**SHORT EXERCISE:** Can you pull out each line of the data below that includes the word "gtht"?

Begin RECORDS FOR THE TASK

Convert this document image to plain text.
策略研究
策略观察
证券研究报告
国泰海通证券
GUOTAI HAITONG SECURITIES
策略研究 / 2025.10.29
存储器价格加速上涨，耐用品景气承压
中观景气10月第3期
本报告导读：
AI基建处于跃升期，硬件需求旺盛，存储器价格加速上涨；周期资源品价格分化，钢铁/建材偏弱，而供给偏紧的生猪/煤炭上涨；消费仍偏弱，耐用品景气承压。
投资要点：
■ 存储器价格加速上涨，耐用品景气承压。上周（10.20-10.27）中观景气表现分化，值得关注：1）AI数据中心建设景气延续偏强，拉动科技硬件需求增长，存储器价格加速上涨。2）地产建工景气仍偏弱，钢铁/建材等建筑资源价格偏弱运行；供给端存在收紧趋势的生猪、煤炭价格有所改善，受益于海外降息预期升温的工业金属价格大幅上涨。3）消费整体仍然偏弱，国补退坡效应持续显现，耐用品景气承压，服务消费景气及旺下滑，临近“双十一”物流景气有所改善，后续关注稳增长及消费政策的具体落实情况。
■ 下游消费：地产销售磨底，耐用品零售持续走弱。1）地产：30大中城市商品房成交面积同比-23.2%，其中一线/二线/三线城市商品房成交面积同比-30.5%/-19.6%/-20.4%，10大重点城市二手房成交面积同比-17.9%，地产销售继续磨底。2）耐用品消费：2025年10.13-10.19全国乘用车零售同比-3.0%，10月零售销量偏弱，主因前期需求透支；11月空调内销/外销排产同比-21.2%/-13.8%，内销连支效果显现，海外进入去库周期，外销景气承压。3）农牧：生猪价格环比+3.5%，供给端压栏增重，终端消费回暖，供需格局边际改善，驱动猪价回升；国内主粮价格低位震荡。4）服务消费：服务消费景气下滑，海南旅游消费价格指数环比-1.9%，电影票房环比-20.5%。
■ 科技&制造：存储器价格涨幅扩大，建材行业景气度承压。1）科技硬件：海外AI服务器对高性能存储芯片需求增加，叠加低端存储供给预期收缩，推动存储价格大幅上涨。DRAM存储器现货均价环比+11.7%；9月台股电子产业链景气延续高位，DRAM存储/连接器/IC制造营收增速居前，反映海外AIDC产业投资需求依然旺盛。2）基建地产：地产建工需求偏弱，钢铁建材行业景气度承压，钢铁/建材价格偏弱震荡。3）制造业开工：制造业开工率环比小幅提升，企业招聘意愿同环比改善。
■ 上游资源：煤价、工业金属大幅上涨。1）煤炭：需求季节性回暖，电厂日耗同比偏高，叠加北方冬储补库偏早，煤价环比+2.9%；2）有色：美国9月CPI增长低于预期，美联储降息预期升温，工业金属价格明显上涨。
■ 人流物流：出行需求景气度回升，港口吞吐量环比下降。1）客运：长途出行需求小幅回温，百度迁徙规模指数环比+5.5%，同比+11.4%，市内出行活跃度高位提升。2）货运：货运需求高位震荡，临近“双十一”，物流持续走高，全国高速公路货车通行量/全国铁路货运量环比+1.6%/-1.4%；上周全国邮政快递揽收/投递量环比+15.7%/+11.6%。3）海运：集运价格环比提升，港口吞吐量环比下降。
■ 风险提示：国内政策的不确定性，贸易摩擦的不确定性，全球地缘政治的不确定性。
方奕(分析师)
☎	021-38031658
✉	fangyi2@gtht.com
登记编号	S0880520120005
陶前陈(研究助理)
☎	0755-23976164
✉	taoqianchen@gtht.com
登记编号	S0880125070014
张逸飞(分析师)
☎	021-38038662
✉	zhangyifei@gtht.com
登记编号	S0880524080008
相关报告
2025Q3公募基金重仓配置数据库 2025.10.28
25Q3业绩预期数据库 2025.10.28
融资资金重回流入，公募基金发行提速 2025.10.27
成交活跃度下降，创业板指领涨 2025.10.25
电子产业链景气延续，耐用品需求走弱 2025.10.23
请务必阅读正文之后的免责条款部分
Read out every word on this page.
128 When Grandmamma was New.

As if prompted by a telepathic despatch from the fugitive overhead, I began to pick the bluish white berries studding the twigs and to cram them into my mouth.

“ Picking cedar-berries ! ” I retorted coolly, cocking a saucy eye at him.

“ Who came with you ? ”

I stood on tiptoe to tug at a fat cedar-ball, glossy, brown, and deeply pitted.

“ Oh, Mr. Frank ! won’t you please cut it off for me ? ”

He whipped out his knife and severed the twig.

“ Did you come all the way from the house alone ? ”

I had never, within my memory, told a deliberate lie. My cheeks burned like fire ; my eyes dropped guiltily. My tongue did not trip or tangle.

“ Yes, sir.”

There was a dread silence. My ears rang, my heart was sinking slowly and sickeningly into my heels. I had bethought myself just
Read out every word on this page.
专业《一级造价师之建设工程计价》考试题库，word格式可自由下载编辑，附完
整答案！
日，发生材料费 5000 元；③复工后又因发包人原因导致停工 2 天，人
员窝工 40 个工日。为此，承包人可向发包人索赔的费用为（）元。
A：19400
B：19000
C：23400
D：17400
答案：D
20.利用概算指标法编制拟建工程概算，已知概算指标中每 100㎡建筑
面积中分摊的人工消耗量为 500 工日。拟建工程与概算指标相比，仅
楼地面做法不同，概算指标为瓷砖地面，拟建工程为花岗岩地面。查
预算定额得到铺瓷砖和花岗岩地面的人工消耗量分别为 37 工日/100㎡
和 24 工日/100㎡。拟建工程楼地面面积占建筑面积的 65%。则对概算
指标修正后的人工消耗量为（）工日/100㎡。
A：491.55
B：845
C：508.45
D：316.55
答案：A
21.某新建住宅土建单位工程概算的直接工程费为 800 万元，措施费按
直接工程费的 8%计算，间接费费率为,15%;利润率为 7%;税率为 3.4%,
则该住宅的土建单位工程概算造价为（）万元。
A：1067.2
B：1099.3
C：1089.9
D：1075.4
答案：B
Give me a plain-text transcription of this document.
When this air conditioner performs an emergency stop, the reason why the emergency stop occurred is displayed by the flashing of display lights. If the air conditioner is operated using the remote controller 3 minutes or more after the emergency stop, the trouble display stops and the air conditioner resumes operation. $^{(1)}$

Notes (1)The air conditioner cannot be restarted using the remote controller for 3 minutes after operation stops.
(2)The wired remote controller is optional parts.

End RECORDS FOR THE TASK

**SOLUTION:**
✉	fangyi2@gtht.com
✉	taoqianchen@gtht.com
✉	zhangyifei@gtht.com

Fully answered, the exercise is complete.